» **Dataset**
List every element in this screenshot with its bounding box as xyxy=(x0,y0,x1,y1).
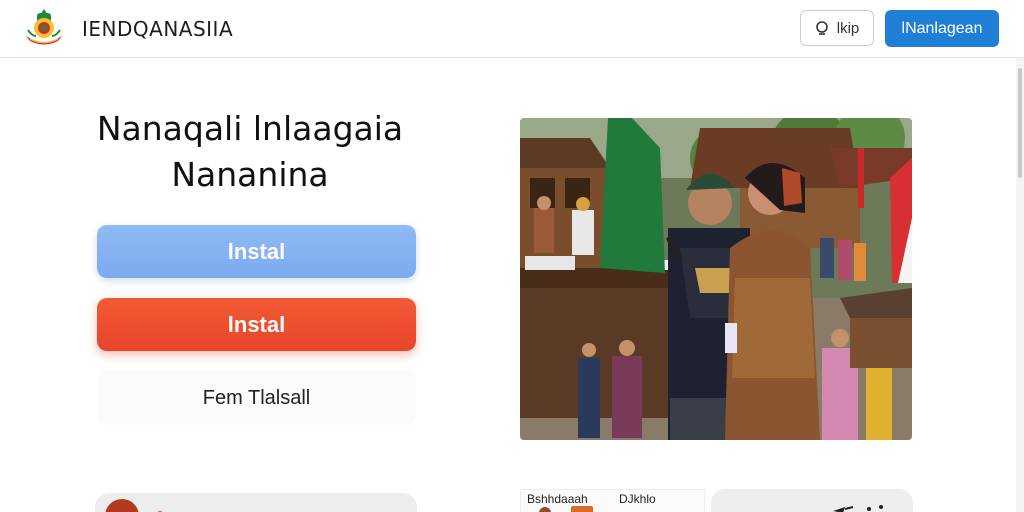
hero-title-line-1: Nanaqali lnlaagaia xyxy=(96,109,404,148)
emblem-logo[interactable] xyxy=(22,6,66,50)
news-date: DJkhlo xyxy=(619,492,656,506)
feature-card[interactable] xyxy=(95,493,417,512)
help-button-label: lkip xyxy=(836,19,860,37)
brand-name[interactable]: IENDQANASIIA xyxy=(82,17,233,41)
login-button[interactable]: lNanlagean xyxy=(885,10,999,47)
scrollbar[interactable] xyxy=(1016,58,1024,512)
avatar xyxy=(105,499,139,512)
secondary-install-button[interactable]: lnstal xyxy=(97,298,416,351)
hero-photo xyxy=(520,118,912,440)
search-icon xyxy=(815,21,828,35)
free-trial-link[interactable]: Fem Tlalsall xyxy=(97,370,416,426)
news-source: Bshhdaaah xyxy=(527,492,588,506)
hero-title-line-2: Nananina xyxy=(171,155,329,194)
arrow-icon xyxy=(833,505,883,512)
hero-title: Nanaqali lnlaagaia Nananina xyxy=(60,106,440,198)
news-strip[interactable]: Bshhdaaah DJkhlo xyxy=(520,489,705,512)
action-card[interactable] xyxy=(711,489,913,512)
primary-install-button[interactable]: lnstal xyxy=(97,225,416,278)
scrollbar-thumb[interactable] xyxy=(1018,68,1022,178)
top-navigation-bar: IENDQANASIIA lkip lNanlagean xyxy=(0,0,1024,58)
help-button[interactable]: lkip xyxy=(800,10,874,46)
news-thumbnail xyxy=(571,506,593,512)
news-thumbnail xyxy=(539,507,551,512)
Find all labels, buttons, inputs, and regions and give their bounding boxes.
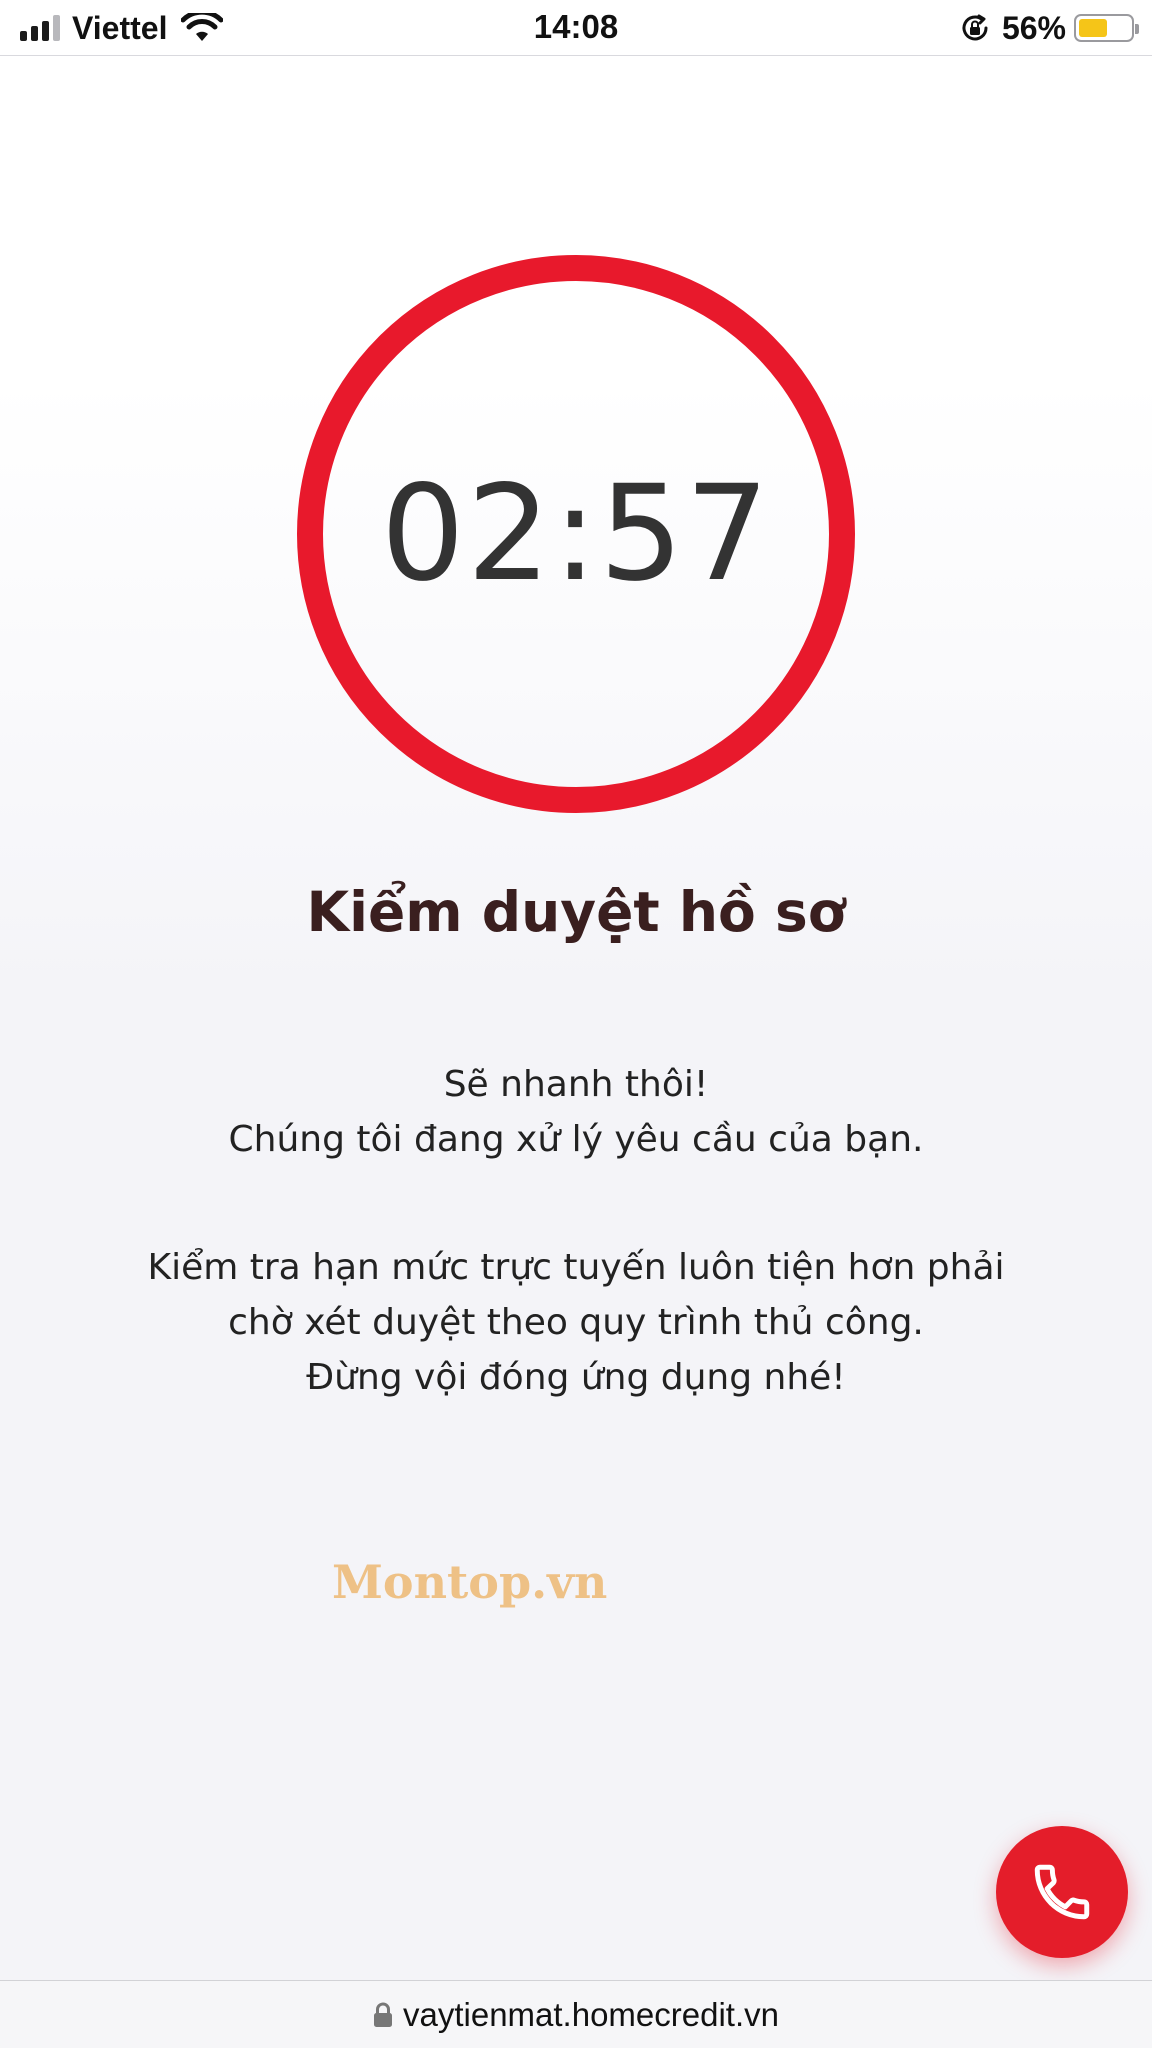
info-message: Kiểm tra hạn mức trực tuyến luôn tiện hơ… — [0, 1240, 1152, 1405]
url-text: vaytienmat.homecredit.vn — [402, 1995, 779, 2033]
watermark: Montop.vn — [332, 1555, 608, 1609]
battery-fill — [1079, 19, 1107, 37]
status-message: Sẽ nhanh thôi! Chúng tôi đang xử lý yêu … — [0, 1057, 1152, 1167]
info-message-line: chờ xét duyệt theo quy trình thủ công. — [228, 1302, 924, 1343]
info-message-line: Kiểm tra hạn mức trực tuyến luôn tiện hơ… — [147, 1247, 1005, 1288]
countdown-timer: 02:57 — [380, 457, 772, 611]
battery-icon — [1074, 14, 1139, 42]
status-message-line: Sẽ nhanh thôi! — [443, 1064, 709, 1105]
padlock-icon — [373, 2002, 392, 2027]
status-bar: Viettel 14:08 56% — [0, 0, 1152, 56]
phone-icon — [1034, 1864, 1090, 1920]
status-right: 56% — [960, 8, 1139, 48]
address-bar[interactable]: vaytienmat.homecredit.vn — [0, 1980, 1152, 2048]
page-title: Kiểm duyệt hồ sơ — [306, 880, 846, 944]
orientation-lock-icon — [962, 14, 988, 41]
battery-percent: 56% — [1001, 9, 1066, 46]
call-button[interactable] — [996, 1826, 1128, 1958]
info-message-line: Đừng vội đóng ứng dụng nhé! — [306, 1357, 846, 1398]
status-message-line: Chúng tôi đang xử lý yêu cầu của bạn. — [228, 1119, 924, 1160]
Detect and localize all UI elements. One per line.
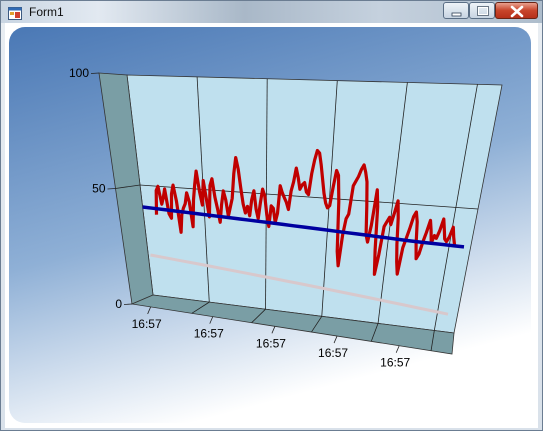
minimize-button[interactable] (443, 2, 469, 19)
x-tick-label: 16:57 (256, 336, 286, 350)
title-bar[interactable]: Form1 (1, 1, 542, 23)
x-tick-label: 16:57 (132, 317, 162, 331)
minimize-icon (451, 12, 462, 17)
maximize-button[interactable] (469, 2, 495, 19)
y-tick-label: 0 (115, 297, 122, 311)
app-form-icon (8, 5, 22, 20)
y-tick (90, 72, 100, 74)
y-tick-label: 100 (69, 66, 89, 80)
close-button[interactable] (495, 2, 538, 19)
close-icon (510, 5, 524, 18)
x-tick-label: 16:57 (318, 346, 348, 360)
x-tick-label: 16:57 (380, 356, 410, 370)
y-tick (107, 188, 116, 190)
x-tick-label: 16:57 (194, 327, 224, 341)
form-client-area: 0 50 100 16:57 16:57 16:57 16:57 16:57 (5, 23, 538, 428)
window-title: Form1 (29, 5, 64, 19)
chart-3d-line: 0 50 100 16:57 16:57 16:57 16:57 16:57 (9, 27, 531, 423)
chart-back-wall (126, 74, 503, 334)
y-tick-label: 50 (92, 182, 106, 196)
maximize-icon (477, 6, 489, 16)
app-window: Form1 0 50 100 16:57 16:57 16:57 16:57 1… (0, 0, 543, 431)
y-tick (123, 303, 133, 305)
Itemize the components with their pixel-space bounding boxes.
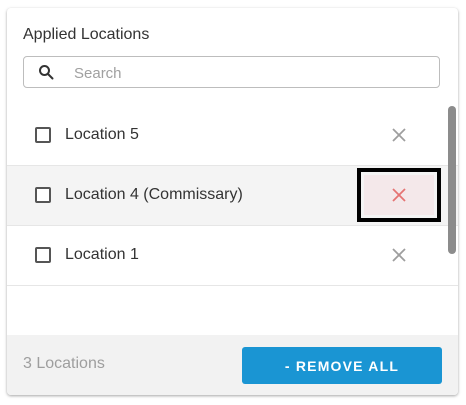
close-icon: [392, 248, 406, 262]
close-icon: [392, 128, 406, 142]
location-label: Location 5: [65, 126, 139, 143]
panel-footer: 3 Locations - REMOVE ALL: [7, 335, 458, 395]
list-scrollbar[interactable]: [448, 106, 456, 254]
location-count: 3 Locations: [23, 355, 105, 372]
close-icon: [392, 188, 406, 202]
remove-all-button[interactable]: - REMOVE ALL: [242, 347, 442, 384]
location-checkbox[interactable]: [35, 247, 51, 263]
panel-title: Applied Locations: [23, 26, 150, 43]
remove-location-button[interactable]: [357, 168, 441, 222]
applied-locations-panel: Applied Locations Location 5: [7, 8, 458, 395]
list-item: Location 1: [7, 226, 458, 286]
remove-location-button[interactable]: [357, 228, 441, 282]
location-label: Location 4 (Commissary): [65, 186, 243, 203]
remove-location-button[interactable]: [357, 108, 441, 162]
list-item: Location 4 (Commissary): [7, 166, 458, 226]
search-input[interactable]: [72, 57, 436, 89]
location-label: Location 1: [65, 246, 139, 263]
list-item: Location 5: [7, 106, 458, 166]
search-box[interactable]: [23, 56, 440, 89]
search-icon: [38, 64, 54, 80]
location-list: Location 5 Location 4 (Commissary) Locat…: [7, 106, 458, 286]
location-checkbox[interactable]: [35, 187, 51, 203]
location-checkbox[interactable]: [35, 127, 51, 143]
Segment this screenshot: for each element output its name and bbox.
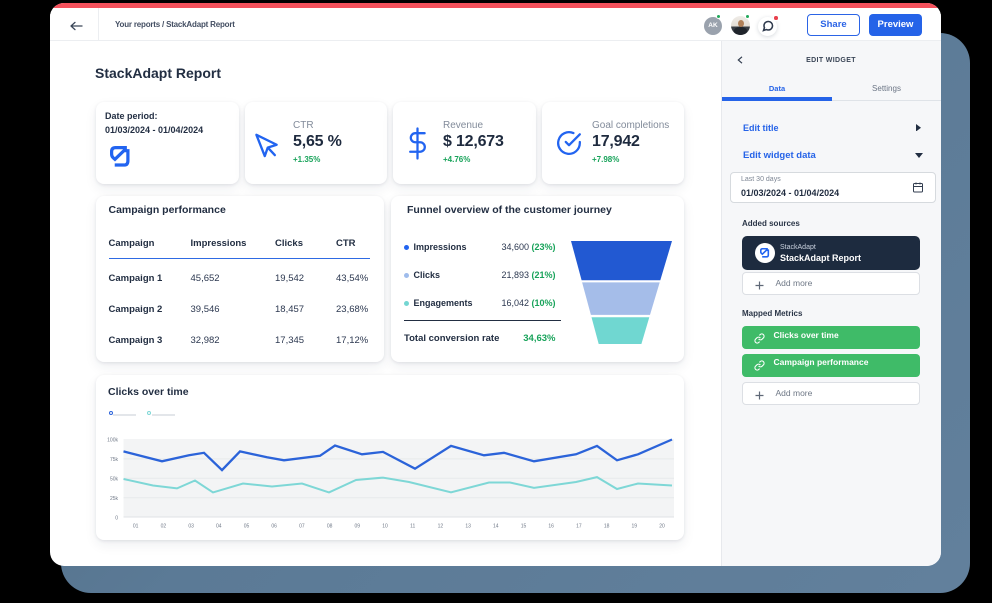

» **Directive**
Please filter the records above and copy each line that contains the string "help".

» **Exercise result**
help-button-label: lkip xyxy=(836,19,860,37)
help-button[interactable]: lkip xyxy=(800,10,874,46)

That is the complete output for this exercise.